Given request —
Report the number of lines in the entries below that include the word "color", and nothing else.

Rows from a figure dataset —
--- BEGIN ---

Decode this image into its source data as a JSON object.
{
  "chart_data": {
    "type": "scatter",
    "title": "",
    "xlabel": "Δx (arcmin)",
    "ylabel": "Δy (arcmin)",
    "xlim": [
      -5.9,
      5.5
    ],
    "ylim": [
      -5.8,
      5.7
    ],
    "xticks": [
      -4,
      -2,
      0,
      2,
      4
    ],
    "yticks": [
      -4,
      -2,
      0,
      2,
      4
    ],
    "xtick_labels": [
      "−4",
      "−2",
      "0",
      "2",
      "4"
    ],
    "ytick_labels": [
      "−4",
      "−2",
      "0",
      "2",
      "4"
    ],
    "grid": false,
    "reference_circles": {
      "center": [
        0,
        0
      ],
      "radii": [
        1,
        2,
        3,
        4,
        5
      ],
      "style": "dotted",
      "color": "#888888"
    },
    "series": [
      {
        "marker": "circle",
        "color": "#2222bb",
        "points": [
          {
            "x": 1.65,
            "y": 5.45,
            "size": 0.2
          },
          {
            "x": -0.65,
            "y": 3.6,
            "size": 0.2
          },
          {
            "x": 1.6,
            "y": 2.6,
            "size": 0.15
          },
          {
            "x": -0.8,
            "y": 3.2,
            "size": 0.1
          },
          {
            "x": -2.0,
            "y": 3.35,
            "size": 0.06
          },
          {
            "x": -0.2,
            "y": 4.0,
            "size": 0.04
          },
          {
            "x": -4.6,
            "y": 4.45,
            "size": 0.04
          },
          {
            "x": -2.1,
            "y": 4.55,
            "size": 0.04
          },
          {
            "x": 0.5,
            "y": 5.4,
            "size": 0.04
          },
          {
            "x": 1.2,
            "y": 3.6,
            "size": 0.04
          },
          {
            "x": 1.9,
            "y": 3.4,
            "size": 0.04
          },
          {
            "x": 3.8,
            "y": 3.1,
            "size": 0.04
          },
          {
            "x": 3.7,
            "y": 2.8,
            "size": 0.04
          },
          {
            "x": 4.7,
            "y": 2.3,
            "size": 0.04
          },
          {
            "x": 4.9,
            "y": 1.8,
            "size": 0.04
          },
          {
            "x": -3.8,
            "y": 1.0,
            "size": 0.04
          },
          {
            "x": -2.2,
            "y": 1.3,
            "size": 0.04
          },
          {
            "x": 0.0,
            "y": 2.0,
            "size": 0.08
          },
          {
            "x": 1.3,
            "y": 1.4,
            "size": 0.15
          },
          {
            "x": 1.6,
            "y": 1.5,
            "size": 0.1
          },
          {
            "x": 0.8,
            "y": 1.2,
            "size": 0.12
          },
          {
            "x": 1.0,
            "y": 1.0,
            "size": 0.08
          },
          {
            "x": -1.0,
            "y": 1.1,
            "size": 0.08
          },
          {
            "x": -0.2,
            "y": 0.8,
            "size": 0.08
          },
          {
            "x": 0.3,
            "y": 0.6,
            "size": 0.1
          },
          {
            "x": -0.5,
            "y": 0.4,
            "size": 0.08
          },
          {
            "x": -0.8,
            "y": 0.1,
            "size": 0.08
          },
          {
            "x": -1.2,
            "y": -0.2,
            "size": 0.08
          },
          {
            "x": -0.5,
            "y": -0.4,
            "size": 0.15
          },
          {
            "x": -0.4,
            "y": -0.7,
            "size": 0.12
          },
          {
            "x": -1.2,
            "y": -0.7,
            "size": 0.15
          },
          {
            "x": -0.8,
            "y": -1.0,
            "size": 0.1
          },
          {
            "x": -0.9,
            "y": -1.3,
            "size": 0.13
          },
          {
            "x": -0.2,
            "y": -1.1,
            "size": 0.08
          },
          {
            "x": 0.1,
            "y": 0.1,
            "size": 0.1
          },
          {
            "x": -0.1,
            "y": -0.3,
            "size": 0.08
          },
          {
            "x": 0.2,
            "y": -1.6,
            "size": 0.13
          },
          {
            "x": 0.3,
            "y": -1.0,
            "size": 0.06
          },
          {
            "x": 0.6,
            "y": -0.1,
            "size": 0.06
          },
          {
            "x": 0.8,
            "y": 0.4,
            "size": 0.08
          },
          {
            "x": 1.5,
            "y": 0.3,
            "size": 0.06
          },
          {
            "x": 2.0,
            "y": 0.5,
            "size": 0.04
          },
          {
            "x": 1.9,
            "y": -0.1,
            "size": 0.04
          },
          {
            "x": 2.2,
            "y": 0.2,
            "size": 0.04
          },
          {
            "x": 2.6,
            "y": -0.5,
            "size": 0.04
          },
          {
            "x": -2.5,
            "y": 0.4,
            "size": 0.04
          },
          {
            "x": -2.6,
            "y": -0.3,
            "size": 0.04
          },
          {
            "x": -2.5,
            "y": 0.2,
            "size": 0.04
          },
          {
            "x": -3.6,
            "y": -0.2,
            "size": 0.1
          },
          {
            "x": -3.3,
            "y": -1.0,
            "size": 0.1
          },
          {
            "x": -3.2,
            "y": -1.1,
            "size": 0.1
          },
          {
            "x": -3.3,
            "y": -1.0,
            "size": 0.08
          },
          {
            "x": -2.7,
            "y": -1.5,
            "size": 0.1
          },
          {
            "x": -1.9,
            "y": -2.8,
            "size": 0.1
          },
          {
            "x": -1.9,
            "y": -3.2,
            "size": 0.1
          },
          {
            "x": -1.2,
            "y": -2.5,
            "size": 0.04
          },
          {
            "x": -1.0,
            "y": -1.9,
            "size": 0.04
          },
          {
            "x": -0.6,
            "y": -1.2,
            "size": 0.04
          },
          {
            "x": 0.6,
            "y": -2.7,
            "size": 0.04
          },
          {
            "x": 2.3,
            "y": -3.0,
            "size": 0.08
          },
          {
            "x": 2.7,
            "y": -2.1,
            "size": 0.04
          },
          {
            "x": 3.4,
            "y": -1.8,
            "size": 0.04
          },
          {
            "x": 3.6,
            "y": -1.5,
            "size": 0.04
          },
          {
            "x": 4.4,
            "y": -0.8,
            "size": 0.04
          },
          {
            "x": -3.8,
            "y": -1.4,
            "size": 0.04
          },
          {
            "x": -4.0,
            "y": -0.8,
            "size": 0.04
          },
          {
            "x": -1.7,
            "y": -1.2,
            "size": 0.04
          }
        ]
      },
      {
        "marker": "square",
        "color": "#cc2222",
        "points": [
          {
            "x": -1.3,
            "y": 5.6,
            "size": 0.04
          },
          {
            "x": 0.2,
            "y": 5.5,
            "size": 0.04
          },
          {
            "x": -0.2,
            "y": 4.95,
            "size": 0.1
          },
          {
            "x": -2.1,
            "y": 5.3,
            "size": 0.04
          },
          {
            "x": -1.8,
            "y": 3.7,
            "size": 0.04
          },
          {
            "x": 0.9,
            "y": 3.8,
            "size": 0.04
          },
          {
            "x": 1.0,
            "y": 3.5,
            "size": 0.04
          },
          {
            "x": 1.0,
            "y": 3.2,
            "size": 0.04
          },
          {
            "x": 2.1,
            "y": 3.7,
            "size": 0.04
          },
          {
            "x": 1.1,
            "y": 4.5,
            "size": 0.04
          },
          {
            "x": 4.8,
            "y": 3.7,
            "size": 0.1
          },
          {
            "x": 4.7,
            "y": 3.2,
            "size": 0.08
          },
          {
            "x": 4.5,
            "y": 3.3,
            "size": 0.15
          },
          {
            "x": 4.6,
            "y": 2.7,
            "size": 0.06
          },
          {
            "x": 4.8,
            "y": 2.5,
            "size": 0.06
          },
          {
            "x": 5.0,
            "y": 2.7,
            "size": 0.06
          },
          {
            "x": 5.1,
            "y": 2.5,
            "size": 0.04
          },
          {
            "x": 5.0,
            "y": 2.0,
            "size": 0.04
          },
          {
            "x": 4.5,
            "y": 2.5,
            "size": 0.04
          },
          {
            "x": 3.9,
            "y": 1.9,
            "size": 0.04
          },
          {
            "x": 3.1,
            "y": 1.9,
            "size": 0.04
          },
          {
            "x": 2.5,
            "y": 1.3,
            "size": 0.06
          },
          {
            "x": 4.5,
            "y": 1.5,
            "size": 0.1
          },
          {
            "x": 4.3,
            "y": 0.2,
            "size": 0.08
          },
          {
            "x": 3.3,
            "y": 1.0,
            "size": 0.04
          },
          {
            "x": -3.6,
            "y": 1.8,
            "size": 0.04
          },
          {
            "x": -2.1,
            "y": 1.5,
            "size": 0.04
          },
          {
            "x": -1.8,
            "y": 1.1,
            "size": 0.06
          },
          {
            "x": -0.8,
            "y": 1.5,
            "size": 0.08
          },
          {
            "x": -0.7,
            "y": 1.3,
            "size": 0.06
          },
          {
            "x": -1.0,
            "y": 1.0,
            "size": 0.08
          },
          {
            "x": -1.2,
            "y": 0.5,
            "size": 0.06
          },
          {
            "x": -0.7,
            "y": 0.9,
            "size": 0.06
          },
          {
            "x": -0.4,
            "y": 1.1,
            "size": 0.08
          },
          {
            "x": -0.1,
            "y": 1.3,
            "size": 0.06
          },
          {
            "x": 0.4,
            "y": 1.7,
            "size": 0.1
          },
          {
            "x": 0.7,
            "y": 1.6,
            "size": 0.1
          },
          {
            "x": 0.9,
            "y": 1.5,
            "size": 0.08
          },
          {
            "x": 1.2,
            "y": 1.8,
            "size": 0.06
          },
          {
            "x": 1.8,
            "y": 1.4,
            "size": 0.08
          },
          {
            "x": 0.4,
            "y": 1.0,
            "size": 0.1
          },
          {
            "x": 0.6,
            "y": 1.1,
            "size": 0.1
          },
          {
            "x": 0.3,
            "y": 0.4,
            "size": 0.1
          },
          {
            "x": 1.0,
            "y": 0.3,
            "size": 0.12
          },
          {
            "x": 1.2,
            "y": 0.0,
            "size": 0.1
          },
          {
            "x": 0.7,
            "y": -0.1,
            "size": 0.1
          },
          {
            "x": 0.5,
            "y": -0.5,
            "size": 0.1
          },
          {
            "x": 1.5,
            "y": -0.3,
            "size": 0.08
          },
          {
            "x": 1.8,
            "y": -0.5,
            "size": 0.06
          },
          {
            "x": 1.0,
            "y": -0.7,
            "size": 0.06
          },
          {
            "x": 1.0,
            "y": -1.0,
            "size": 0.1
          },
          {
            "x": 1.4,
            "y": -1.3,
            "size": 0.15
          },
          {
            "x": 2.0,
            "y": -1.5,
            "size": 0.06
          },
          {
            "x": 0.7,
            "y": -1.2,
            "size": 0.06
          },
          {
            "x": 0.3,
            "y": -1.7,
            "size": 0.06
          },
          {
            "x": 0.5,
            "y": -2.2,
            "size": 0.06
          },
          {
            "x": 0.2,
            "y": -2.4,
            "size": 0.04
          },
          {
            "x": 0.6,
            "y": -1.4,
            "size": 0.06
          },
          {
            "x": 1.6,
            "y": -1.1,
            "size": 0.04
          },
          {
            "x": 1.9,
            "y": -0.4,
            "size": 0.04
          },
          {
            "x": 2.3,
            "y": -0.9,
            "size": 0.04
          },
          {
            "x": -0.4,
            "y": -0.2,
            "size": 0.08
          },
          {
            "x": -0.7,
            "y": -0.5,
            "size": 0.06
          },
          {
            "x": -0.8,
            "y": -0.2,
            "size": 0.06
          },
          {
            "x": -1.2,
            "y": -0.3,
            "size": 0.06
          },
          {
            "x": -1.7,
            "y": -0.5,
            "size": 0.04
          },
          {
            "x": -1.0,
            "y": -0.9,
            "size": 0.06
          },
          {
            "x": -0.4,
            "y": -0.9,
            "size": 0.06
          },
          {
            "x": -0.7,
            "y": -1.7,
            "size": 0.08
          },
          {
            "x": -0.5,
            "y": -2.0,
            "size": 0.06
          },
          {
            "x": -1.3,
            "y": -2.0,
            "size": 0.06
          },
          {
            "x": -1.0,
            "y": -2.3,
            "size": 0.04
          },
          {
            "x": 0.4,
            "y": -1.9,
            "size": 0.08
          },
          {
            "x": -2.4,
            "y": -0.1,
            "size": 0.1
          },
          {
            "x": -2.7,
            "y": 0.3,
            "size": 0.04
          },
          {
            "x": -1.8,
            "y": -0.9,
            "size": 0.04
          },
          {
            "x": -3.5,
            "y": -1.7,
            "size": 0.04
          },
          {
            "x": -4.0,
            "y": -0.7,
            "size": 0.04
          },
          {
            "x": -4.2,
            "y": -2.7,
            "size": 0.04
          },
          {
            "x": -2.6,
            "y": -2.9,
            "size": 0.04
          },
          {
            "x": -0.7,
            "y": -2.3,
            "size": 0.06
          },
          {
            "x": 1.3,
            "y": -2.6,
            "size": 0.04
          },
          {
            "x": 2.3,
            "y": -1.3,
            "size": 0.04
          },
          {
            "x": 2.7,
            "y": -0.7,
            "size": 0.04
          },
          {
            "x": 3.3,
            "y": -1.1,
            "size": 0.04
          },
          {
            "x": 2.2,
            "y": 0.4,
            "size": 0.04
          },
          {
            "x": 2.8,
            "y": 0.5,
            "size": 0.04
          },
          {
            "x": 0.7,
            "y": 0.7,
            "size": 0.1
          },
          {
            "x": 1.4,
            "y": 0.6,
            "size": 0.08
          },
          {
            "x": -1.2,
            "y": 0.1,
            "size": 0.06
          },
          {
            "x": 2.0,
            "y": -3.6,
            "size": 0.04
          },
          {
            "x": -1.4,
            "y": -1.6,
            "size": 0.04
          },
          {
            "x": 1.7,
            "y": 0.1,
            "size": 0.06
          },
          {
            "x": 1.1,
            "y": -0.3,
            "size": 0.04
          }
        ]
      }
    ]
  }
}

--- END ---

Finished answer —
3